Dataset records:
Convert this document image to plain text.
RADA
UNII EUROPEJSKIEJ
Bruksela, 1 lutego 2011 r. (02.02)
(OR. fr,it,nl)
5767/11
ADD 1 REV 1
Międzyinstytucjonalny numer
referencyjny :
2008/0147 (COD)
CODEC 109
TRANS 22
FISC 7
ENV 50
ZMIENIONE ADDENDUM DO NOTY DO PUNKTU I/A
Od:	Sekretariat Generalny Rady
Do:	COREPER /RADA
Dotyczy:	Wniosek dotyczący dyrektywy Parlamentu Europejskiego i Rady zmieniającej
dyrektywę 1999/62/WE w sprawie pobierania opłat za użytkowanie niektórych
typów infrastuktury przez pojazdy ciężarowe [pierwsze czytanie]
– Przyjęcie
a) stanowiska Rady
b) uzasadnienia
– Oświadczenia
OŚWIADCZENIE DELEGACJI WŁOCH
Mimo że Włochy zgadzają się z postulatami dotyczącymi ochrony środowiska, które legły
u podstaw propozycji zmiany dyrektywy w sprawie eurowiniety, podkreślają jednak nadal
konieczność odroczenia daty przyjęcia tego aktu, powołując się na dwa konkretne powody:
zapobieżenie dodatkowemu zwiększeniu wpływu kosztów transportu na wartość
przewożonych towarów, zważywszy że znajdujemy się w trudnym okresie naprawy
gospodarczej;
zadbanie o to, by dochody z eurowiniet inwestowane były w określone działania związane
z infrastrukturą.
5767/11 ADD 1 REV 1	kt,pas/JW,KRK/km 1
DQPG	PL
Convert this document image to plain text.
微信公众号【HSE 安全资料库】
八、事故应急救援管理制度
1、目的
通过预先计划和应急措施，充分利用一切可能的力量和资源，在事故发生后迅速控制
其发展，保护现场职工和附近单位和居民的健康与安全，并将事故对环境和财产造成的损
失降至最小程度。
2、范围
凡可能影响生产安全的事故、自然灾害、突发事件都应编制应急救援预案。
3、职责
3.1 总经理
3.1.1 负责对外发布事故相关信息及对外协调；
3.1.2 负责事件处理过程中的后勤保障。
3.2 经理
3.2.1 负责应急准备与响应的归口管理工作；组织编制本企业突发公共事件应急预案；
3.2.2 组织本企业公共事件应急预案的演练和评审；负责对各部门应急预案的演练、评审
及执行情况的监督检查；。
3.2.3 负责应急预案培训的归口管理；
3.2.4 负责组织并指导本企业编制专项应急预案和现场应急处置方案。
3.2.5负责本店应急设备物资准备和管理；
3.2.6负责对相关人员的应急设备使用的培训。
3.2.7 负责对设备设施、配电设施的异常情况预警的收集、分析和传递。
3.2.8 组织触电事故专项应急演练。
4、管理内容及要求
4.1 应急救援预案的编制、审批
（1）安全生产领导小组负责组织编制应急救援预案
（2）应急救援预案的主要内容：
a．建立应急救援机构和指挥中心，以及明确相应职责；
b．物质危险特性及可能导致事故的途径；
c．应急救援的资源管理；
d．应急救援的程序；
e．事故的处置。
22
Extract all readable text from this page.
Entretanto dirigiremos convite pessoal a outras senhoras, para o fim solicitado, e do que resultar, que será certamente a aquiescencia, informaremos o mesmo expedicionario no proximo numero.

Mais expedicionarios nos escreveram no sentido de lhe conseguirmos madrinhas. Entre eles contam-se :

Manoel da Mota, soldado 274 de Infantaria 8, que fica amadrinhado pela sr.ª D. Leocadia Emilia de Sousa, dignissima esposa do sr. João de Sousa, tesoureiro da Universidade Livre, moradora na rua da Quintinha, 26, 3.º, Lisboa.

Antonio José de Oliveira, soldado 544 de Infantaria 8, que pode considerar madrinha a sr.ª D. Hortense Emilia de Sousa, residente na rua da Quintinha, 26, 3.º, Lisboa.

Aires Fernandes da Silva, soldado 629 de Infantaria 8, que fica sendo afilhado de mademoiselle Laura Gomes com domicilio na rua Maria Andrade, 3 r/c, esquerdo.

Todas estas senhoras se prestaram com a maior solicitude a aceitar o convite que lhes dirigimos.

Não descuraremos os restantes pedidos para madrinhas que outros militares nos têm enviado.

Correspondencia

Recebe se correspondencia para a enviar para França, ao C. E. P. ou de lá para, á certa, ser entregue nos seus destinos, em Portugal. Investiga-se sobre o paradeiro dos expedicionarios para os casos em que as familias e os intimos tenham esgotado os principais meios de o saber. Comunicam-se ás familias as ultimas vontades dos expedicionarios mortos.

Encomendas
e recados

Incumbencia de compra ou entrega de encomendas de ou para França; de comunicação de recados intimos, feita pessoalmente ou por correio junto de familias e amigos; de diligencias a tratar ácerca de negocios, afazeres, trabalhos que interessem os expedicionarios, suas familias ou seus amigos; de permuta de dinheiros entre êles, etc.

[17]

• _SET TASK_
Find the word "intimos" in the records and pull out each line that has it.

• _SOLUTION FOR THIS PROBLEM_
Recebe se correspondencia para a enviar para França, ao C. E. P. ou de lá para, á certa, ser entregue nos seus destinos, em Portugal. Investiga-se sobre o paradeiro dos expedicionarios para os casos em que as familias e os intimos tenham esgotado os principais meios de o saber. Comunicam-se ás familias as ultimas vontades dos expedicionarios mortos.
Incumbencia de compra ou entrega de encomendas de ou para França; de comunicação de recados intimos, feita pessoalmente ou por correio junto de familias e amigos; de diligencias a tratar ácerca de negocios, afazeres, trabalhos que interessem os expedicionarios, suas familias ou seus amigos; de permuta de dinheiros entre êles, etc.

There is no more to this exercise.